EXERCISE OBJECTIVE:
Edit the listing below so that every "Patent image size" reads "Figure dimensions", with everything else left unchanged. Return the edited listing without the pictures.
* BEGIN INPUT MATERIAL *
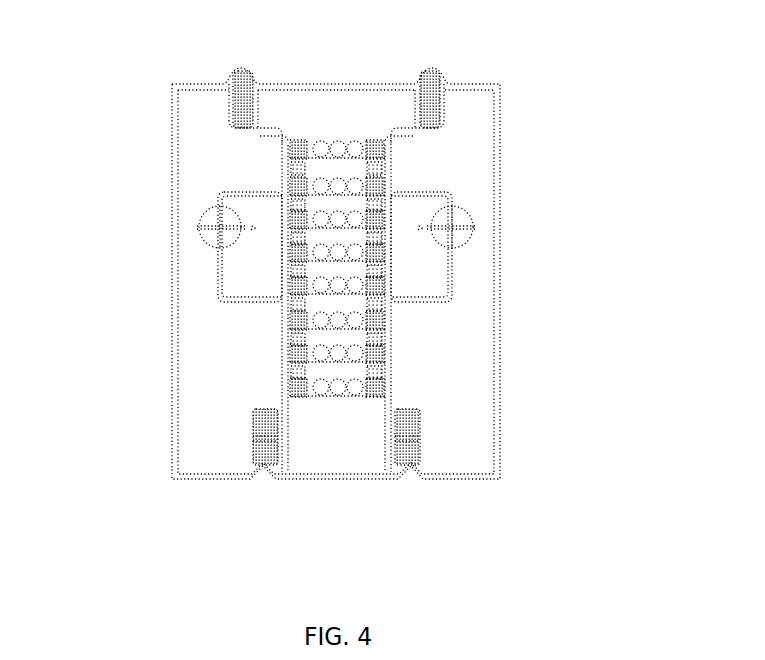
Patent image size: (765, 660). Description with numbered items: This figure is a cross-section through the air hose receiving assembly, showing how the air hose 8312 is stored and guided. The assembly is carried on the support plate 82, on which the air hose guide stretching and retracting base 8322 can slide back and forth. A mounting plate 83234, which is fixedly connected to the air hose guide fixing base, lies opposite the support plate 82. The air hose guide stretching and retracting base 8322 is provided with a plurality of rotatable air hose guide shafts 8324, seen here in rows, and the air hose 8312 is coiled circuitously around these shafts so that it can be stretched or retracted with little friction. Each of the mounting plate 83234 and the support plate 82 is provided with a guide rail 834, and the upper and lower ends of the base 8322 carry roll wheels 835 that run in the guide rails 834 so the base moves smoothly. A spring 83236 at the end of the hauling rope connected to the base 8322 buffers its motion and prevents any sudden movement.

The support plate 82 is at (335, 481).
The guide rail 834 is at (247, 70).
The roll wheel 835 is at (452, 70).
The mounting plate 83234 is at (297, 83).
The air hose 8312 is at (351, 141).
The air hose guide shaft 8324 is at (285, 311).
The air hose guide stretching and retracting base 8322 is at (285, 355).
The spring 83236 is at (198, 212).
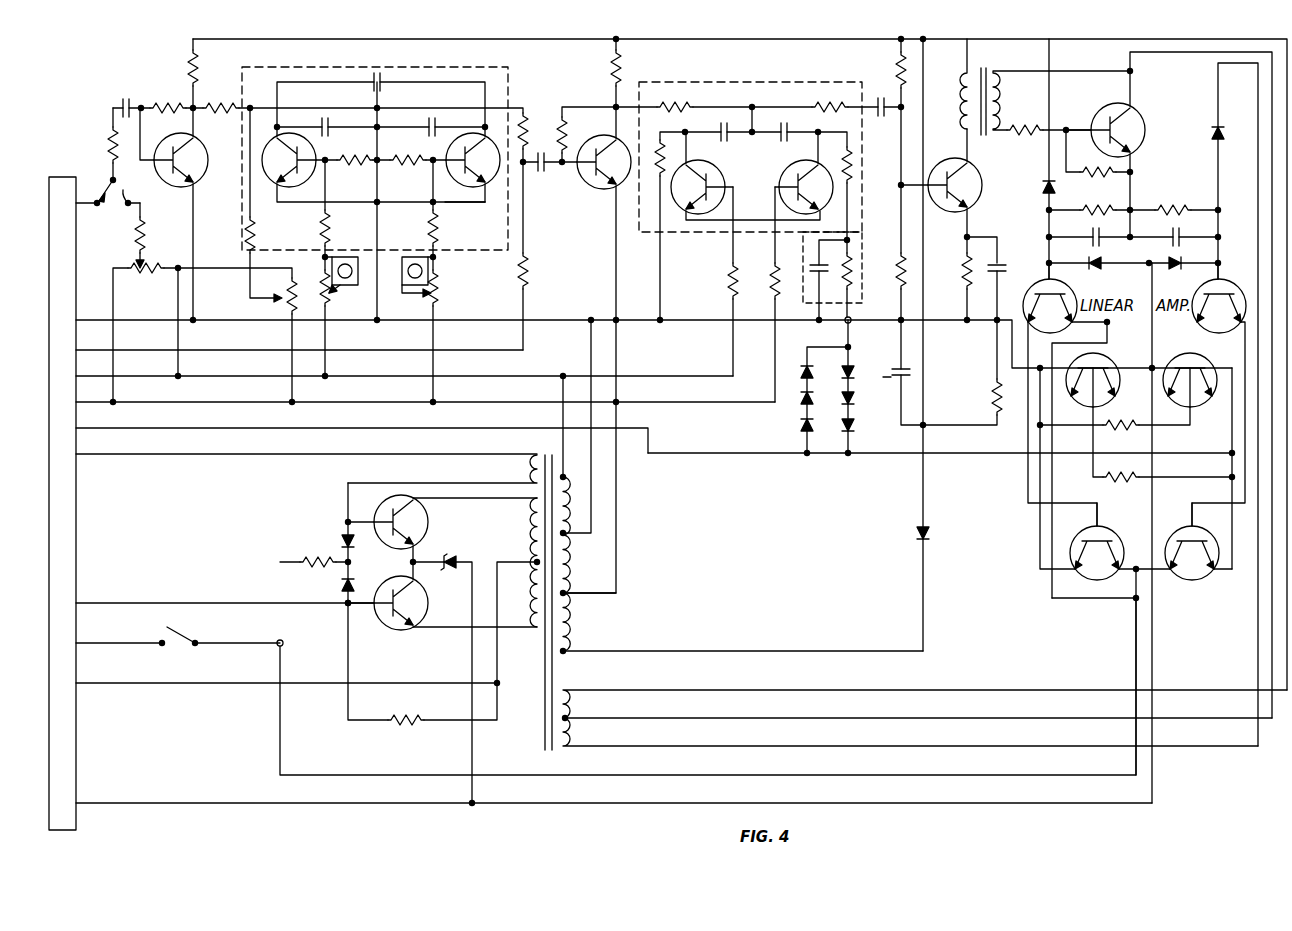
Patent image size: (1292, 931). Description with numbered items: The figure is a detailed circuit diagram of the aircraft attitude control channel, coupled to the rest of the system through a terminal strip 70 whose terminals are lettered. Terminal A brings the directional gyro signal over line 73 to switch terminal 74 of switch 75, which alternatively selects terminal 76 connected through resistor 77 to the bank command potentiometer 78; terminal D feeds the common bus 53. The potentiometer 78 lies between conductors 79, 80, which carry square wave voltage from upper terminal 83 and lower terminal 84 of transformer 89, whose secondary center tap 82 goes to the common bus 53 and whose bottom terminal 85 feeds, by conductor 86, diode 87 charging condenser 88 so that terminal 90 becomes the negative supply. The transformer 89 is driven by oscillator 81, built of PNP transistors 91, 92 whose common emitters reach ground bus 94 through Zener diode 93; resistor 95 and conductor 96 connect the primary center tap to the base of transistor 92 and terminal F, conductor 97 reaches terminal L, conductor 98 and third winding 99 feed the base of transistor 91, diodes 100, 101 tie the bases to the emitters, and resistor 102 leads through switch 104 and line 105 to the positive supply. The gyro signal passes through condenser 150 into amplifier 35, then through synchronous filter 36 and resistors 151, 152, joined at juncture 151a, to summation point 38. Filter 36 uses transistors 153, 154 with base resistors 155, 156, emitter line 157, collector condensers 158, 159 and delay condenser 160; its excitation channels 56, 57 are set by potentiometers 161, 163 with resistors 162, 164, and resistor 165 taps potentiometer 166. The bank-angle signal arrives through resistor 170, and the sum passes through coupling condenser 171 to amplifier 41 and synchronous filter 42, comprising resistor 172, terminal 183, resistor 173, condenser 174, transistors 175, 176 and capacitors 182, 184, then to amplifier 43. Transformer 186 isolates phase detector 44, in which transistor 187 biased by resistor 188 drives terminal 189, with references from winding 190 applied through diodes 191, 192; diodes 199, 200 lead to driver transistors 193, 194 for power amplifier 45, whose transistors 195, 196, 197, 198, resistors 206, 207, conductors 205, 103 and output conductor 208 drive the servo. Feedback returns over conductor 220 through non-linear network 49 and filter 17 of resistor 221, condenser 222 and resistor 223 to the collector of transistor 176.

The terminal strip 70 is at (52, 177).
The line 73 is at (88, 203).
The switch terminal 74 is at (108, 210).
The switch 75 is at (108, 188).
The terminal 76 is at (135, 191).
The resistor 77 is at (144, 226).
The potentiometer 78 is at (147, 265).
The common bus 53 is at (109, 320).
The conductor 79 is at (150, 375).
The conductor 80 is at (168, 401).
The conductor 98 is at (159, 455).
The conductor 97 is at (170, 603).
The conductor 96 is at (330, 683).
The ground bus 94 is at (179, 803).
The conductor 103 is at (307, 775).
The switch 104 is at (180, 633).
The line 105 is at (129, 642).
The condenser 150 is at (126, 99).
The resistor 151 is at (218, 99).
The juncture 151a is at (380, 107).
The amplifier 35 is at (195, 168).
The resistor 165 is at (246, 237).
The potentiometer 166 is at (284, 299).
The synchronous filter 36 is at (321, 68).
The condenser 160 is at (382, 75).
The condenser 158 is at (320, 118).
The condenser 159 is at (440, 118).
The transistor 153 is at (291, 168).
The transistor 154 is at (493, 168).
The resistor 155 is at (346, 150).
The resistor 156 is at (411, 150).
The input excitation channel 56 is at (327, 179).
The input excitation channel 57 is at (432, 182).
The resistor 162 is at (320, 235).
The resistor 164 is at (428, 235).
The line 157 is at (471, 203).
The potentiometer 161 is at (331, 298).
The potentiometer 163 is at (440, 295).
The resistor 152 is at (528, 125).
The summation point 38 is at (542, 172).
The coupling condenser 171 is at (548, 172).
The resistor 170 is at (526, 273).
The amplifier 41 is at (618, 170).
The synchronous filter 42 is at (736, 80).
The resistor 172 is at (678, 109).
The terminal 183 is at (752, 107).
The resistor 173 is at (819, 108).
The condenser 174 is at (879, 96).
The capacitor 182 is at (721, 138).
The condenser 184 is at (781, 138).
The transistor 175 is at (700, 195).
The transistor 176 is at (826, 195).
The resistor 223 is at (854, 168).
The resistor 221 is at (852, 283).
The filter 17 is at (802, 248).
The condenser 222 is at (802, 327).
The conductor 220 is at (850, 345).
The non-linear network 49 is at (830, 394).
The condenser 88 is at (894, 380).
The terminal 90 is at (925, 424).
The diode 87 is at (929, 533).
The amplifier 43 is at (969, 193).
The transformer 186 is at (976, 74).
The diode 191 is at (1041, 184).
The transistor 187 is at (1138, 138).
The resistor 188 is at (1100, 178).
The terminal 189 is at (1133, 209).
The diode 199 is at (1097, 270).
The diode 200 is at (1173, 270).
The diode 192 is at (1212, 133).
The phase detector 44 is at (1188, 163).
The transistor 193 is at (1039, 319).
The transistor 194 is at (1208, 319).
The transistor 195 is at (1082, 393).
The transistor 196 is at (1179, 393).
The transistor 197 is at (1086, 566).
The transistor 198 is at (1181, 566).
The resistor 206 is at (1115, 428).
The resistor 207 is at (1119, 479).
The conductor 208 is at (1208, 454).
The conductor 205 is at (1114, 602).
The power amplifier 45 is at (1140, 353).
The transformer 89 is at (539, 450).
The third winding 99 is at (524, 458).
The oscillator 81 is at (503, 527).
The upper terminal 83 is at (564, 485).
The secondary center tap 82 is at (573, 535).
* END INPUT MATERIAL *
RESULT OF THIS EXERCISE:
Figure dimensions: (765, 660). Description with numbered items: This figure is a cross-section through the air hose receiving assembly, showing how the air hose 8312 is stored and guided. The assembly is carried on the support plate 82, on which the air hose guide stretching and retracting base 8322 can slide back and forth. A mounting plate 83234, which is fixedly connected to the air hose guide fixing base, lies opposite the support plate 82. The air hose guide stretching and retracting base 8322 is provided with a plurality of rotatable air hose guide shafts 8324, seen here in rows, and the air hose 8312 is coiled circuitously around these shafts so that it can be stretched or retracted with little friction. Each of the mounting plate 83234 and the support plate 82 is provided with a guide rail 834, and the upper and lower ends of the base 8322 carry roll wheels 835 that run in the guide rails 834 so the base moves smoothly. A spring 83236 at the end of the hauling rope connected to the base 8322 buffers its motion and prevents any sudden movement.

The support plate 82 is at (335, 481).
The guide rail 834 is at (247, 70).
The roll wheel 835 is at (452, 70).
The mounting plate 83234 is at (297, 83).
The air hose 8312 is at (351, 141).
The air hose guide shaft 8324 is at (285, 311).
The air hose guide stretching and retracting base 8322 is at (285, 355).
The spring 83236 is at (198, 212).
Figure dimensions: (1292, 931). Description with numbered items: The figure is a detailed circuit diagram of the aircraft attitude control channel, coupled to the rest of the system through a terminal strip 70 whose terminals are lettered. Terminal A brings the directional gyro signal over line 73 to switch terminal 74 of switch 75, which alternatively selects terminal 76 connected through resistor 77 to the bank command potentiometer 78; terminal D feeds the common bus 53. The potentiometer 78 lies between conductors 79, 80, which carry square wave voltage from upper terminal 83 and lower terminal 84 of transformer 89, whose secondary center tap 82 goes to the common bus 53 and whose bottom terminal 85 feeds, by conductor 86, diode 87 charging condenser 88 so that terminal 90 becomes the negative supply. The transformer 89 is driven by oscillator 81, built of PNP transistors 91, 92 whose common emitters reach ground bus 94 through Zener diode 93; resistor 95 and conductor 96 connect the primary center tap to the base of transistor 92 and terminal F, conductor 97 reaches terminal L, conductor 98 and third winding 99 feed the base of transistor 91, diodes 100, 101 tie the bases to the emitters, and resistor 102 leads through switch 104 and line 105 to the positive supply. The gyro signal passes through condenser 150 into amplifier 35, then through synchronous filter 36 and resistors 151, 152, joined at juncture 151a, to summation point 38. Filter 36 uses transistors 153, 154 with base resistors 155, 156, emitter line 157, collector condensers 158, 159 and delay condenser 160; its excitation channels 56, 57 are set by potentiometers 161, 163 with resistors 162, 164, and resistor 165 taps potentiometer 166. The bank-angle signal arrives through resistor 170, and the sum passes through coupling condenser 171 to amplifier 41 and synchronous filter 42, comprising resistor 172, terminal 183, resistor 173, condenser 174, transistors 175, 176 and capacitors 182, 184, then to amplifier 43. Transformer 186 isolates phase detector 44, in which transistor 187 biased by resistor 188 drives terminal 189, with references from winding 190 applied through diodes 191, 192; diodes 199, 200 lead to driver transistors 193, 194 for power amplifier 45, whose transistors 195, 196, 197, 198, resistors 206, 207, conductors 205, 103 and output conductor 208 drive the servo. Feedback returns over conductor 220 through non-linear network 49 and filter 17 of resistor 221, condenser 222 and resistor 223 to the collector of transistor 176.

The terminal strip 70 is at (52, 177).
The line 73 is at (88, 203).
The switch terminal 74 is at (108, 210).
The switch 75 is at (108, 188).
The terminal 76 is at (135, 191).
The resistor 77 is at (144, 226).
The potentiometer 78 is at (147, 265).
The common bus 53 is at (109, 320).
The conductor 79 is at (150, 375).
The conductor 80 is at (168, 401).
The conductor 98 is at (159, 455).
The conductor 97 is at (170, 603).
The conductor 96 is at (330, 683).
The ground bus 94 is at (179, 803).
The conductor 103 is at (307, 775).
The switch 104 is at (180, 633).
The line 105 is at (129, 642).
The condenser 150 is at (126, 99).
The resistor 151 is at (218, 99).
The juncture 151a is at (380, 107).
The amplifier 35 is at (195, 168).
The resistor 165 is at (246, 237).
The potentiometer 166 is at (284, 299).
The synchronous filter 36 is at (321, 68).
The condenser 160 is at (382, 75).
The condenser 158 is at (320, 118).
The condenser 159 is at (440, 118).
The transistor 153 is at (291, 168).
The transistor 154 is at (493, 168).
The resistor 155 is at (346, 150).
The resistor 156 is at (411, 150).
The input excitation channel 56 is at (327, 179).
The input excitation channel 57 is at (432, 182).
The resistor 162 is at (320, 235).
The resistor 164 is at (428, 235).
The line 157 is at (471, 203).
The potentiometer 161 is at (331, 298).
The potentiometer 163 is at (440, 295).
The resistor 152 is at (528, 125).
The summation point 38 is at (542, 172).
The coupling condenser 171 is at (548, 172).
The resistor 170 is at (526, 273).
The amplifier 41 is at (618, 170).
The synchronous filter 42 is at (736, 80).
The resistor 172 is at (678, 109).
The terminal 183 is at (752, 107).
The resistor 173 is at (819, 108).
The condenser 174 is at (879, 96).
The capacitor 182 is at (721, 138).
The condenser 184 is at (781, 138).
The transistor 175 is at (700, 195).
The transistor 176 is at (826, 195).
The resistor 223 is at (854, 168).
The resistor 221 is at (852, 283).
The filter 17 is at (802, 248).
The condenser 222 is at (802, 327).
The conductor 220 is at (850, 345).
The non-linear network 49 is at (830, 394).
The condenser 88 is at (894, 380).
The terminal 90 is at (925, 424).
The diode 87 is at (929, 533).
The amplifier 43 is at (969, 193).
The transformer 186 is at (976, 74).
The diode 191 is at (1041, 184).
The transistor 187 is at (1138, 138).
The resistor 188 is at (1100, 178).
The terminal 189 is at (1133, 209).
The diode 199 is at (1097, 270).
The diode 200 is at (1173, 270).
The diode 192 is at (1212, 133).
The phase detector 44 is at (1188, 163).
The transistor 193 is at (1039, 319).
The transistor 194 is at (1208, 319).
The transistor 195 is at (1082, 393).
The transistor 196 is at (1179, 393).
The transistor 197 is at (1086, 566).
The transistor 198 is at (1181, 566).
The resistor 206 is at (1115, 428).
The resistor 207 is at (1119, 479).
The conductor 208 is at (1208, 454).
The conductor 205 is at (1114, 602).
The power amplifier 45 is at (1140, 353).
The transformer 89 is at (539, 450).
The third winding 99 is at (524, 458).
The oscillator 81 is at (503, 527).
The upper terminal 83 is at (564, 485).
The secondary center tap 82 is at (573, 535).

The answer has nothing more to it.